WHAT THE TASK ASKS → Restate the whole listing exactly.

RECORDS PROVIDED →
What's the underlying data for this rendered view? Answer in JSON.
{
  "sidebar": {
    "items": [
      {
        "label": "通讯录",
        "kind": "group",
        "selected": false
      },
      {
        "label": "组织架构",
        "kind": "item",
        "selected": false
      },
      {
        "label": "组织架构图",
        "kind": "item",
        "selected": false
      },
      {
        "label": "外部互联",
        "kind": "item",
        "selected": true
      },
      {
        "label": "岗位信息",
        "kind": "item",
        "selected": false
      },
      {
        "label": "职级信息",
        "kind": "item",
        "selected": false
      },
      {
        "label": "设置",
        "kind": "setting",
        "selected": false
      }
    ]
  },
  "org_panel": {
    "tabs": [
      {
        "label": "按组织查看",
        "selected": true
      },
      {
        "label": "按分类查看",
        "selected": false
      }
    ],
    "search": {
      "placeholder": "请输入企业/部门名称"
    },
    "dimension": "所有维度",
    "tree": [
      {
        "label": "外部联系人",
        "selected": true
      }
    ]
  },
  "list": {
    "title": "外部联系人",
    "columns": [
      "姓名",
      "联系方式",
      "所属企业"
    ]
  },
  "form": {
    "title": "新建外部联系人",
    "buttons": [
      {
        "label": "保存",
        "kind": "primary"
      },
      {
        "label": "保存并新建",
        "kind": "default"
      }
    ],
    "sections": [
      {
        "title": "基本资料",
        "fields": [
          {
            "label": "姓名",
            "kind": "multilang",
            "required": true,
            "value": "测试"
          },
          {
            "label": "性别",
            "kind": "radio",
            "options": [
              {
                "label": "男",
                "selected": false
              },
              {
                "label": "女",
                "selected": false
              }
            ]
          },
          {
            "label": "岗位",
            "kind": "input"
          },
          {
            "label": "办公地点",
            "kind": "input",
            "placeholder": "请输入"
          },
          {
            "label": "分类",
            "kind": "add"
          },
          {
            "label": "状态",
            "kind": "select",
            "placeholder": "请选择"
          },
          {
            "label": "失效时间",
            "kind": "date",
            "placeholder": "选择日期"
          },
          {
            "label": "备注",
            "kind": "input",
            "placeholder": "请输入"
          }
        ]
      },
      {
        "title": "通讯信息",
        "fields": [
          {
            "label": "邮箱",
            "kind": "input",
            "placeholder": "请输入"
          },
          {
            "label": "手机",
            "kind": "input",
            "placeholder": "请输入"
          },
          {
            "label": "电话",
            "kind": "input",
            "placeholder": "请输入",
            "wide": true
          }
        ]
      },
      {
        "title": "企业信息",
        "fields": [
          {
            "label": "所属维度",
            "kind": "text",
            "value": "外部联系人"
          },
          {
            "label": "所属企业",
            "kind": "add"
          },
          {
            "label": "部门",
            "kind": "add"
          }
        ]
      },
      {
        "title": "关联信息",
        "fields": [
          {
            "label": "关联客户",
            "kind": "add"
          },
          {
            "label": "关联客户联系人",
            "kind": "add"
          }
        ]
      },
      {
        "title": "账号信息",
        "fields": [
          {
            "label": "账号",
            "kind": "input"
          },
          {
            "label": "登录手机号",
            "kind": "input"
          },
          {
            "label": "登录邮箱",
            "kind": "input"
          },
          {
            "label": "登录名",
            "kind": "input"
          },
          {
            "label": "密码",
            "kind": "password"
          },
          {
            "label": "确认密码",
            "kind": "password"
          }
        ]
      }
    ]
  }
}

WRITTEN ANSWER →
What's the underlying data for this rendered view? Answer in JSON.
{
  "sidebar": {
    "items": [
      {
        "label": "通讯录",
        "kind": "group",
        "selected": false
      },
      {
        "label": "组织架构",
        "kind": "item",
        "selected": false
      },
      {
        "label": "组织架构图",
        "kind": "item",
        "selected": false
      },
      {
        "label": "外部互联",
        "kind": "item",
        "selected": true
      },
      {
        "label": "岗位信息",
        "kind": "item",
        "selected": false
      },
      {
        "label": "职级信息",
        "kind": "item",
        "selected": false
      },
      {
        "label": "设置",
        "kind": "setting",
        "selected": false
      }
    ]
  },
  "org_panel": {
    "tabs": [
      {
        "label": "按组织查看",
        "selected": true
      },
      {
        "label": "按分类查看",
        "selected": false
      }
    ],
    "search": {
      "placeholder": "请输入企业/部门名称"
    },
    "dimension": "所有维度",
    "tree": [
      {
        "label": "外部联系人",
        "selected": true
      }
    ]
  },
  "list": {
    "title": "外部联系人",
    "columns": [
      "姓名",
      "联系方式",
      "所属企业"
    ]
  },
  "form": {
    "title": "新建外部联系人",
    "buttons": [
      {
        "label": "保存",
        "kind": "primary"
      },
      {
        "label": "保存并新建",
        "kind": "default"
      }
    ],
    "sections": [
      {
        "title": "基本资料",
        "fields": [
          {
            "label": "姓名",
            "kind": "multilang",
            "required": true,
            "value": "测试"
          },
          {
            "label": "性别",
            "kind": "radio",
            "options": [
              {
                "label": "男",
                "selected": false
              },
              {
                "label": "女",
                "selected": false
              }
            ]
          },
          {
            "label": "岗位",
            "kind": "input"
          },
          {
            "label": "办公地点",
            "kind": "input",
            "placeholder": "请输入"
          },
          {
            "label": "分类",
            "kind": "add"
          },
          {
            "label": "状态",
            "kind": "select",
            "placeholder": "请选择"
          },
          {
            "label": "失效时间",
            "kind": "date",
            "placeholder": "选择日期"
          },
          {
            "label": "备注",
            "kind": "input",
            "placeholder": "请输入"
          }
        ]
      },
      {
        "title": "通讯信息",
        "fields": [
          {
            "label": "邮箱",
            "kind": "input",
            "placeholder": "请输入"
          },
          {
            "label": "手机",
            "kind": "input",
            "placeholder": "请输入"
          },
          {
            "label": "电话",
            "kind": "input",
            "placeholder": "请输入",
            "wide": true
          }
        ]
      },
      {
        "title": "企业信息",
        "fields": [
          {
            "label": "所属维度",
            "kind": "text",
            "value": "外部联系人"
          },
          {
            "label": "所属企业",
            "kind": "add"
          },
          {
            "label": "部门",
            "kind": "add"
          }
        ]
      },
      {
        "title": "关联信息",
        "fields": [
          {
            "label": "关联客户",
            "kind": "add"
          },
          {
            "label": "关联客户联系人",
            "kind": "add"
          }
        ]
      },
      {
        "title": "账号信息",
        "fields": [
          {
            "label": "账号",
            "kind": "input"
          },
          {
            "label": "登录手机号",
            "kind": "input"
          },
          {
            "label": "登录邮箱",
            "kind": "input"
          },
          {
            "label": "登录名",
            "kind": "input"
          },
          {
            "label": "密码",
            "kind": "password"
          },
          {
            "label": "确认密码",
            "kind": "password"
          }
        ]
      }
    ]
  }
}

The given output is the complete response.